Among the lines below, list those containing the string "this".

* DATA TO USE:
★ ★ ★ ★ ★ ★ ★

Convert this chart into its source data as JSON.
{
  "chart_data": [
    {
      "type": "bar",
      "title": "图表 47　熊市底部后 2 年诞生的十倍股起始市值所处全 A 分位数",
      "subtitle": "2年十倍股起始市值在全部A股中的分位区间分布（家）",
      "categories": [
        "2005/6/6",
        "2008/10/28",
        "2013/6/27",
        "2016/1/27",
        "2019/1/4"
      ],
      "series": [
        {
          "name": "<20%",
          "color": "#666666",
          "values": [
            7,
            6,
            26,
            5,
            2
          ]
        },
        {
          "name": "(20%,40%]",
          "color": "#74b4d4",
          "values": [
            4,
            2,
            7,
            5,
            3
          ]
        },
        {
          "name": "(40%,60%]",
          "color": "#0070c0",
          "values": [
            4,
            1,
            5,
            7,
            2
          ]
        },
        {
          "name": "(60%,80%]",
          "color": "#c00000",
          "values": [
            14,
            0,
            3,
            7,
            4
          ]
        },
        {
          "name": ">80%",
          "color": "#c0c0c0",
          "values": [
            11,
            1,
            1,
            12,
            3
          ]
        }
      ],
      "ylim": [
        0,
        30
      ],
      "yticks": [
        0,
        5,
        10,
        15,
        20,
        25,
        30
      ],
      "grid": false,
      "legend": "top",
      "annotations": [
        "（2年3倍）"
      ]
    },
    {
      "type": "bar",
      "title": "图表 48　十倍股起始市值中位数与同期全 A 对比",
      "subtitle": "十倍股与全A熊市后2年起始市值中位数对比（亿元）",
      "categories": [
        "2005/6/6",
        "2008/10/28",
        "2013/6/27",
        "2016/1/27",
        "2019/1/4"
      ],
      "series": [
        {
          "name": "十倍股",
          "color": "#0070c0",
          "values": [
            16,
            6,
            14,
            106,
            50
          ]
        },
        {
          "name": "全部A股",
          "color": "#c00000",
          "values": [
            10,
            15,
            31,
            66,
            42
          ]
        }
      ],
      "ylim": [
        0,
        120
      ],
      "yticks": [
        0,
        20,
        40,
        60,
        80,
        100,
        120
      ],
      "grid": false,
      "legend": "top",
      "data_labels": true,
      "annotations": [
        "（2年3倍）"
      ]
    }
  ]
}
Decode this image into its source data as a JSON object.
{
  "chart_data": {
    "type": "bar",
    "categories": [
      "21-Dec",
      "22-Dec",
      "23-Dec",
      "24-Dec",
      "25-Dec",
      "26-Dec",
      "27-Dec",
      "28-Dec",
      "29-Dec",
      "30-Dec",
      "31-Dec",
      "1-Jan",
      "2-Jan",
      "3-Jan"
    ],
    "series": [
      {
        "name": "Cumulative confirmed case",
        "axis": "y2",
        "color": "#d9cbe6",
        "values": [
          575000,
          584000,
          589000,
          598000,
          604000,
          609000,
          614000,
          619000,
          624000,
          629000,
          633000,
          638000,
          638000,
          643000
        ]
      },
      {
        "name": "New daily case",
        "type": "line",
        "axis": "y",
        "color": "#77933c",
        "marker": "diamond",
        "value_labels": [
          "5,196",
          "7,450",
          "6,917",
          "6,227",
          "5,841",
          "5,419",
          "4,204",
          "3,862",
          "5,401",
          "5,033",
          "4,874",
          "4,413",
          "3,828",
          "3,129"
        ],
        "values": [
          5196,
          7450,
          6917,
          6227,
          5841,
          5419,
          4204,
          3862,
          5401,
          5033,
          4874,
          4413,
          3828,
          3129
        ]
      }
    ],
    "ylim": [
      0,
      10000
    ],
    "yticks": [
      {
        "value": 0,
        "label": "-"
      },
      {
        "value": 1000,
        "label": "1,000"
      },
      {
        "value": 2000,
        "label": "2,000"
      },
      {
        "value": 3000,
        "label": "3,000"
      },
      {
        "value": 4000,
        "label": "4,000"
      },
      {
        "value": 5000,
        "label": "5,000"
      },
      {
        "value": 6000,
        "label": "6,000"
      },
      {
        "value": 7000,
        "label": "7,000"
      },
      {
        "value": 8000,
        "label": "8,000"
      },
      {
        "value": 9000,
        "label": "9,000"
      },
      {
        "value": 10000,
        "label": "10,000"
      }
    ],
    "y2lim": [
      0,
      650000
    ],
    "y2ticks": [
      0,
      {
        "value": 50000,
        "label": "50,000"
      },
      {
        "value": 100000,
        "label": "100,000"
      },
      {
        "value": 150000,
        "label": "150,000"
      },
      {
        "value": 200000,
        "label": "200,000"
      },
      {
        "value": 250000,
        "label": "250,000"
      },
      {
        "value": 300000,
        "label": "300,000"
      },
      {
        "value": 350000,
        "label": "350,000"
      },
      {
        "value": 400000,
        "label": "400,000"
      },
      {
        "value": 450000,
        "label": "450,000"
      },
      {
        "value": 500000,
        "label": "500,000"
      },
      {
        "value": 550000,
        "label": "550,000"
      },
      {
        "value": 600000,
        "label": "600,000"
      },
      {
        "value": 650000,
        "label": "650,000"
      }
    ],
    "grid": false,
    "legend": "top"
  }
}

★ ★ ★ ★ ★ ★ ★

* EXPECTED ANSWER:
Convert this chart into its source data as JSON.
Decode this image into its source data as a JSON object.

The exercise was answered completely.